_EXTRACTED DATA_:

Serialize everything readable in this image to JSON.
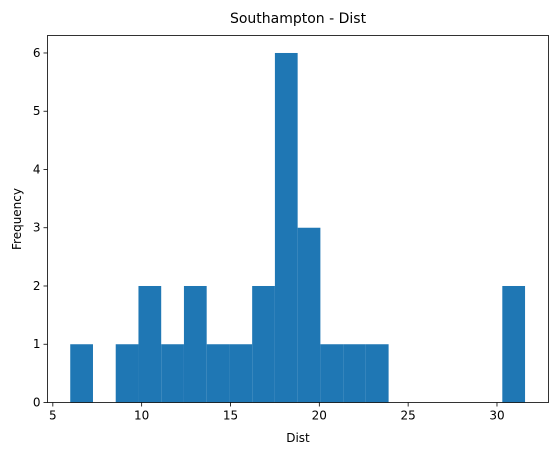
{
  "chart_data": {
    "type": "bar",
    "title": "Southampton - Dist",
    "xlabel": "Dist",
    "ylabel": "Frequency",
    "xlim": [
      4.7,
      32.9
    ],
    "ylim": [
      0,
      6.3
    ],
    "xticks": [
      5,
      10,
      15,
      20,
      25,
      30
    ],
    "yticks": [
      0,
      1,
      2,
      3,
      4,
      5,
      6
    ],
    "grid": false,
    "bar_color": "#1f77b4",
    "bins": [
      {
        "x0": 5.98,
        "x1": 7.26,
        "count": 1
      },
      {
        "x0": 7.26,
        "x1": 8.54,
        "count": 0
      },
      {
        "x0": 8.54,
        "x1": 9.82,
        "count": 1
      },
      {
        "x0": 9.82,
        "x1": 11.1,
        "count": 2
      },
      {
        "x0": 11.1,
        "x1": 12.38,
        "count": 1
      },
      {
        "x0": 12.38,
        "x1": 13.66,
        "count": 2
      },
      {
        "x0": 13.66,
        "x1": 14.94,
        "count": 1
      },
      {
        "x0": 14.94,
        "x1": 16.22,
        "count": 1
      },
      {
        "x0": 16.22,
        "x1": 17.5,
        "count": 2
      },
      {
        "x0": 17.5,
        "x1": 18.78,
        "count": 6
      },
      {
        "x0": 18.78,
        "x1": 20.06,
        "count": 3
      },
      {
        "x0": 20.06,
        "x1": 21.34,
        "count": 1
      },
      {
        "x0": 21.34,
        "x1": 22.62,
        "count": 1
      },
      {
        "x0": 22.62,
        "x1": 23.9,
        "count": 1
      },
      {
        "x0": 23.9,
        "x1": 25.18,
        "count": 0
      },
      {
        "x0": 25.18,
        "x1": 26.46,
        "count": 0
      },
      {
        "x0": 26.46,
        "x1": 27.74,
        "count": 0
      },
      {
        "x0": 27.74,
        "x1": 29.02,
        "count": 0
      },
      {
        "x0": 29.02,
        "x1": 30.3,
        "count": 0
      },
      {
        "x0": 30.3,
        "x1": 31.58,
        "count": 2
      }
    ]
  }
}
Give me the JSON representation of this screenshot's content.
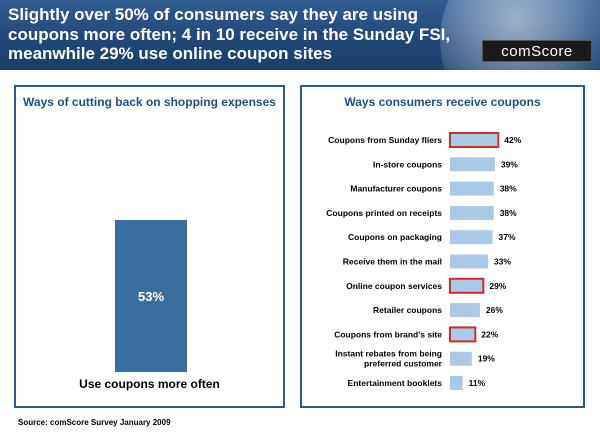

_OBJECTIVE_: Write out the records above once more, word for word, with no pictures.

_FINISHED ANSWER_:
Serialize everything readable in this image to JSON.
{
  "chart_data": {
    "type": "bar",
    "title": "Southampton - Dist",
    "xlabel": "Dist",
    "ylabel": "Frequency",
    "xlim": [
      4.7,
      32.9
    ],
    "ylim": [
      0,
      6.3
    ],
    "xticks": [
      5,
      10,
      15,
      20,
      25,
      30
    ],
    "yticks": [
      0,
      1,
      2,
      3,
      4,
      5,
      6
    ],
    "grid": false,
    "bar_color": "#1f77b4",
    "bins": [
      {
        "x0": 5.98,
        "x1": 7.26,
        "count": 1
      },
      {
        "x0": 7.26,
        "x1": 8.54,
        "count": 0
      },
      {
        "x0": 8.54,
        "x1": 9.82,
        "count": 1
      },
      {
        "x0": 9.82,
        "x1": 11.1,
        "count": 2
      },
      {
        "x0": 11.1,
        "x1": 12.38,
        "count": 1
      },
      {
        "x0": 12.38,
        "x1": 13.66,
        "count": 2
      },
      {
        "x0": 13.66,
        "x1": 14.94,
        "count": 1
      },
      {
        "x0": 14.94,
        "x1": 16.22,
        "count": 1
      },
      {
        "x0": 16.22,
        "x1": 17.5,
        "count": 2
      },
      {
        "x0": 17.5,
        "x1": 18.78,
        "count": 6
      },
      {
        "x0": 18.78,
        "x1": 20.06,
        "count": 3
      },
      {
        "x0": 20.06,
        "x1": 21.34,
        "count": 1
      },
      {
        "x0": 21.34,
        "x1": 22.62,
        "count": 1
      },
      {
        "x0": 22.62,
        "x1": 23.9,
        "count": 1
      },
      {
        "x0": 23.9,
        "x1": 25.18,
        "count": 0
      },
      {
        "x0": 25.18,
        "x1": 26.46,
        "count": 0
      },
      {
        "x0": 26.46,
        "x1": 27.74,
        "count": 0
      },
      {
        "x0": 27.74,
        "x1": 29.02,
        "count": 0
      },
      {
        "x0": 29.02,
        "x1": 30.3,
        "count": 0
      },
      {
        "x0": 30.3,
        "x1": 31.58,
        "count": 2
      }
    ]
  }
}
Give me the JSON representation of this screenshot's content.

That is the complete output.